Find every line in the records below that holds the word "Daily", and copy each one.

Records from a data source
———

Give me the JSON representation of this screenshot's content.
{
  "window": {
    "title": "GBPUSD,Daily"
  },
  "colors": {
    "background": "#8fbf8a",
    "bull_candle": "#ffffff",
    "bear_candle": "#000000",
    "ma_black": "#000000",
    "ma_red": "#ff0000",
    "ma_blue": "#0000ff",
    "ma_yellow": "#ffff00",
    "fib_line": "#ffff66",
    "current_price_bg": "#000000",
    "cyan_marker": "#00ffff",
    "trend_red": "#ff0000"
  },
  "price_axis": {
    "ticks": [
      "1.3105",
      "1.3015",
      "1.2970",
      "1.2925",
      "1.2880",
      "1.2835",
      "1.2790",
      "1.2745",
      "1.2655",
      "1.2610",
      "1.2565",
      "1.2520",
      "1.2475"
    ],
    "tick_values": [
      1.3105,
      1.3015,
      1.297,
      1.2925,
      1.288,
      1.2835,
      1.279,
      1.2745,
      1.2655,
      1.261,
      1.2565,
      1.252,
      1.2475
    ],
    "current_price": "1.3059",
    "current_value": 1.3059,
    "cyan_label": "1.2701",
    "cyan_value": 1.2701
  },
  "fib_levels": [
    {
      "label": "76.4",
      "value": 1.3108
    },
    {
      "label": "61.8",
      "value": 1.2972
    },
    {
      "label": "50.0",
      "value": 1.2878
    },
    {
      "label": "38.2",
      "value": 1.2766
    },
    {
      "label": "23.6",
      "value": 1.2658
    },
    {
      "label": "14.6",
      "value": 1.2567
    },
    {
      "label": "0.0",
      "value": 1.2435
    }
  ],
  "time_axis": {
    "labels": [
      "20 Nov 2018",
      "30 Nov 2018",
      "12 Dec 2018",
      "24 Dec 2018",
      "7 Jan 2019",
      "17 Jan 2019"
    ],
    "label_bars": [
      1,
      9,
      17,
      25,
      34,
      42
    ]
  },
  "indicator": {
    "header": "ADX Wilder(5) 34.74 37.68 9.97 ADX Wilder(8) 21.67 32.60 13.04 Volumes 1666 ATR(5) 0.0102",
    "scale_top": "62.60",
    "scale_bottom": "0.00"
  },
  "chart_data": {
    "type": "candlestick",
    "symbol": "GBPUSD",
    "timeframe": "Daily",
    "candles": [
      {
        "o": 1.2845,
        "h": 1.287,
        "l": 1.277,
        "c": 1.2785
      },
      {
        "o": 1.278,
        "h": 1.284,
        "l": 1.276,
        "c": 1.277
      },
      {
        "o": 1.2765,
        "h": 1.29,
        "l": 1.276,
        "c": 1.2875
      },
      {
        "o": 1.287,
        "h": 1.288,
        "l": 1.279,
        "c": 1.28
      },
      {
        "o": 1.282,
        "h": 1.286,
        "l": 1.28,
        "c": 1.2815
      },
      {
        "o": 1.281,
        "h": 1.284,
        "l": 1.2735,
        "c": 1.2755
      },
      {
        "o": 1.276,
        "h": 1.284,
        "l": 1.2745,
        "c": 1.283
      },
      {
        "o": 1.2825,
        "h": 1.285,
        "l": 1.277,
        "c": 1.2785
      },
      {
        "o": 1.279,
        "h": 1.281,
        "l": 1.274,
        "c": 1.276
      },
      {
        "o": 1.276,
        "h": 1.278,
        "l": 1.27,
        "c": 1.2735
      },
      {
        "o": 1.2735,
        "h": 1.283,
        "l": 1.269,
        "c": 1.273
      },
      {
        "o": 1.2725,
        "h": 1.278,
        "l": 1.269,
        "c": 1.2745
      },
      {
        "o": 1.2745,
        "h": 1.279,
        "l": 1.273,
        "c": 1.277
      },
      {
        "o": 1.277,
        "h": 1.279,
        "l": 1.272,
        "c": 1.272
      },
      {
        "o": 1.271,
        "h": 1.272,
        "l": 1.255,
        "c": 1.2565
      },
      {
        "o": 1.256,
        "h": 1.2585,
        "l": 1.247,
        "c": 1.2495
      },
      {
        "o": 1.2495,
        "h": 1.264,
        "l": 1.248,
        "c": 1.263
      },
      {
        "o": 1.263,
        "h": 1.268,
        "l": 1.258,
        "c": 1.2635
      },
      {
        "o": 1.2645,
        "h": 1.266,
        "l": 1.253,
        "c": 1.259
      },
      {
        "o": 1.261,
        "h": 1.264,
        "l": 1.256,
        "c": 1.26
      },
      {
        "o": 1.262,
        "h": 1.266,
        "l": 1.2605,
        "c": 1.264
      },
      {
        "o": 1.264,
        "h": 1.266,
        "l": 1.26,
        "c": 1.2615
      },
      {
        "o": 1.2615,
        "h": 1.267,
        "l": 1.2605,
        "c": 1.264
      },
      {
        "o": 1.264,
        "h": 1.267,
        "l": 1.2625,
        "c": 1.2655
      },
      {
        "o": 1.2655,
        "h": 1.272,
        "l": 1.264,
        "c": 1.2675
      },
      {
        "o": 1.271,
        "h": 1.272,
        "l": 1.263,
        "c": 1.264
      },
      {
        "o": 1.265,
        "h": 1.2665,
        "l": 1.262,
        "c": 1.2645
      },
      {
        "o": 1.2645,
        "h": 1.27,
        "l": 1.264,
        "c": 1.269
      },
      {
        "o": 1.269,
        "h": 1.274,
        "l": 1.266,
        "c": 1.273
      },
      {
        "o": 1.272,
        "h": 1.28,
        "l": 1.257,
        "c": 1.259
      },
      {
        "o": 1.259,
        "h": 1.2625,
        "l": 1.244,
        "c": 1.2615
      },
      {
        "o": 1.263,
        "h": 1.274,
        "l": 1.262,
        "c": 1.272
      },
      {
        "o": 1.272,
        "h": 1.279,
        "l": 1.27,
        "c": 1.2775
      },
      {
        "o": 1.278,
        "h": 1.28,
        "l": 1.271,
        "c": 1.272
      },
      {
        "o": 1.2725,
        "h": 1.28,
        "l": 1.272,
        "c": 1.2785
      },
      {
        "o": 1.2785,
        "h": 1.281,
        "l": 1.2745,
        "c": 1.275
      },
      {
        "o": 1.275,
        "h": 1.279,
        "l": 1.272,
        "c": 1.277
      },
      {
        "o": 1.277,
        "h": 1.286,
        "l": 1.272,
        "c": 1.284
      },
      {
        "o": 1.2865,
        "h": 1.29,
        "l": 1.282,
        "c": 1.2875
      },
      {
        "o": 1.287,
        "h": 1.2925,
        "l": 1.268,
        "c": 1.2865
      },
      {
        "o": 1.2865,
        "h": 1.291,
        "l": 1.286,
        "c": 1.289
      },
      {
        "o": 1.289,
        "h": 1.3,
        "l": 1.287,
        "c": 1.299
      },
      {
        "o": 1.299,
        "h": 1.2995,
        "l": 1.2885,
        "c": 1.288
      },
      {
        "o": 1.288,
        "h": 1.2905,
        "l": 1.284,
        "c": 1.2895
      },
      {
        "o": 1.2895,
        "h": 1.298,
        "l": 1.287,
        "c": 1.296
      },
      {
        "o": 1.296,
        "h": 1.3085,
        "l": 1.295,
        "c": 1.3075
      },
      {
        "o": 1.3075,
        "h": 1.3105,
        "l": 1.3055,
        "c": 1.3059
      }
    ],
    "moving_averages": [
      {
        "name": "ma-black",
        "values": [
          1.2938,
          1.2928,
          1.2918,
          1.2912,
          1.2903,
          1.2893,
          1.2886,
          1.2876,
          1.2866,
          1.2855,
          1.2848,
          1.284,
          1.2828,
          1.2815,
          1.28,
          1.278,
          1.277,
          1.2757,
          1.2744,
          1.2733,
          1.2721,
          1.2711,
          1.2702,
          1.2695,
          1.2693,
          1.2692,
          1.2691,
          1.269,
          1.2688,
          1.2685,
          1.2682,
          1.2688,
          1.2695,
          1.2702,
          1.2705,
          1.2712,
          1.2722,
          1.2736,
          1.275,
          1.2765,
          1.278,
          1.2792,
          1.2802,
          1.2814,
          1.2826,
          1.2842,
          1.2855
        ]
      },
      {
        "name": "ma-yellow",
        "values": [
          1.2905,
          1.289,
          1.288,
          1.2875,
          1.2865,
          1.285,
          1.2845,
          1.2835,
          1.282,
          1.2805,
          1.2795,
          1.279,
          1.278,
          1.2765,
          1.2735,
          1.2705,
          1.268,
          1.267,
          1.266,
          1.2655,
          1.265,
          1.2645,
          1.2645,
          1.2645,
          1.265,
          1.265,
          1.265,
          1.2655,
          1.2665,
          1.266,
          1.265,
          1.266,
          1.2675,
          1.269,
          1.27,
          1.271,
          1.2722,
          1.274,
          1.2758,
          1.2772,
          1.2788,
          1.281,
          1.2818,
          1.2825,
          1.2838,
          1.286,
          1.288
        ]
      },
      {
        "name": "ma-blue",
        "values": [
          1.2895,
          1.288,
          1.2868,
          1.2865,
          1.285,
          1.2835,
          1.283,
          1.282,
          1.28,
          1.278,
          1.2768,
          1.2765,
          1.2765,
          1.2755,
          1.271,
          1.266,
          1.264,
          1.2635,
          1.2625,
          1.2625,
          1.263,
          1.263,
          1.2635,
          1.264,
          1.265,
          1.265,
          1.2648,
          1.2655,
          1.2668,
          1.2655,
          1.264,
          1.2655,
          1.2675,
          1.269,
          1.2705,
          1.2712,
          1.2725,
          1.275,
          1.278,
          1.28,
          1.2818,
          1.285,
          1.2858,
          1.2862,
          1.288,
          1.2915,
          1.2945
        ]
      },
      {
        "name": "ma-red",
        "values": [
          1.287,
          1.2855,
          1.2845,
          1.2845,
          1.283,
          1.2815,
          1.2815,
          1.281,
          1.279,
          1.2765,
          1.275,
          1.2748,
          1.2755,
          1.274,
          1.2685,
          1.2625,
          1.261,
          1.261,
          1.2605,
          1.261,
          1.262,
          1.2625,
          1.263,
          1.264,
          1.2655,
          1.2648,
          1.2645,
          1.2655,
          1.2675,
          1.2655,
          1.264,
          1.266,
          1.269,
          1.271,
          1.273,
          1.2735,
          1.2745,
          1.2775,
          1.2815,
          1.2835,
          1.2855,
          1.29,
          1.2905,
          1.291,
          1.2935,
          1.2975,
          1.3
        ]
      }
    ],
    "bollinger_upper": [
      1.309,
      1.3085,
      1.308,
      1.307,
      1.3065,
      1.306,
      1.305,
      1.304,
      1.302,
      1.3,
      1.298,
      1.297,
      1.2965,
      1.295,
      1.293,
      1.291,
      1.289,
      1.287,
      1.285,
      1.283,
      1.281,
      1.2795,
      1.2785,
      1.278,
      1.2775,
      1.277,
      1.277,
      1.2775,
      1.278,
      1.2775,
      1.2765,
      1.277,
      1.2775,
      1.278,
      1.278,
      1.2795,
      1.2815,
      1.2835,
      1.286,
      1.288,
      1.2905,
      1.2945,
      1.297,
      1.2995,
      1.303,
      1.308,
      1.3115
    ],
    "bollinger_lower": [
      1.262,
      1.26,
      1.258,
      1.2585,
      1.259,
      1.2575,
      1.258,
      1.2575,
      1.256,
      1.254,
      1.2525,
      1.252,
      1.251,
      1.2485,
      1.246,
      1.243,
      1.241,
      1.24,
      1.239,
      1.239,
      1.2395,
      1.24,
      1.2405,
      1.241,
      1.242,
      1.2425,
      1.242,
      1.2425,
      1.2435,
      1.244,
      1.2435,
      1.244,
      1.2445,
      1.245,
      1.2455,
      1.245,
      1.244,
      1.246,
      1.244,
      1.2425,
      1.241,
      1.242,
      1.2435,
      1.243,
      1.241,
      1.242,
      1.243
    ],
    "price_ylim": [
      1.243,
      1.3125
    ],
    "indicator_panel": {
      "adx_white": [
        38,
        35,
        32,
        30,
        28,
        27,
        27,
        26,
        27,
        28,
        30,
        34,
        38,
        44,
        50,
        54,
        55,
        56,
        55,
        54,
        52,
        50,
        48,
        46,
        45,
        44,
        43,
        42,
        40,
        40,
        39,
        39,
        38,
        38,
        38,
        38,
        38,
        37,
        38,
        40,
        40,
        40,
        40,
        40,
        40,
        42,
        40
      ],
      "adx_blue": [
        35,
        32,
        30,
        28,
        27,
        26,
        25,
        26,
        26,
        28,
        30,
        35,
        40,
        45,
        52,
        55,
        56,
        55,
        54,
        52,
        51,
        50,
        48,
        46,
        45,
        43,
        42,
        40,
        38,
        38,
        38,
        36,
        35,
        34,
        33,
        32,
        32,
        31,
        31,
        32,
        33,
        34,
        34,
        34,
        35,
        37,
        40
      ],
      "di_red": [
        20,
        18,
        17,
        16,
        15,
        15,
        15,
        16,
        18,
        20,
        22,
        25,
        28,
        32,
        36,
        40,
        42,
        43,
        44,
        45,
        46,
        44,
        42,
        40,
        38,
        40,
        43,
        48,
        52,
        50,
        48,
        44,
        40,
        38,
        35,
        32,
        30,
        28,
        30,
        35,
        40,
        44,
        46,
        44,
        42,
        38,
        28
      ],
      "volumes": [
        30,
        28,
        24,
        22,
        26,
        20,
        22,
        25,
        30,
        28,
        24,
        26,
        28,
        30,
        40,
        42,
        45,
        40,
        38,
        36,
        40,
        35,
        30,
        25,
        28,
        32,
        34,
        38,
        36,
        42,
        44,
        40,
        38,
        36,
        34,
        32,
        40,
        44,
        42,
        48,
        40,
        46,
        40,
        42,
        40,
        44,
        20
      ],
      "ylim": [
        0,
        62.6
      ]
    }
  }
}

———

→ **EXERCISE RESPONSE**
    "title": "GBPUSD,Daily"
    "timeframe": "Daily",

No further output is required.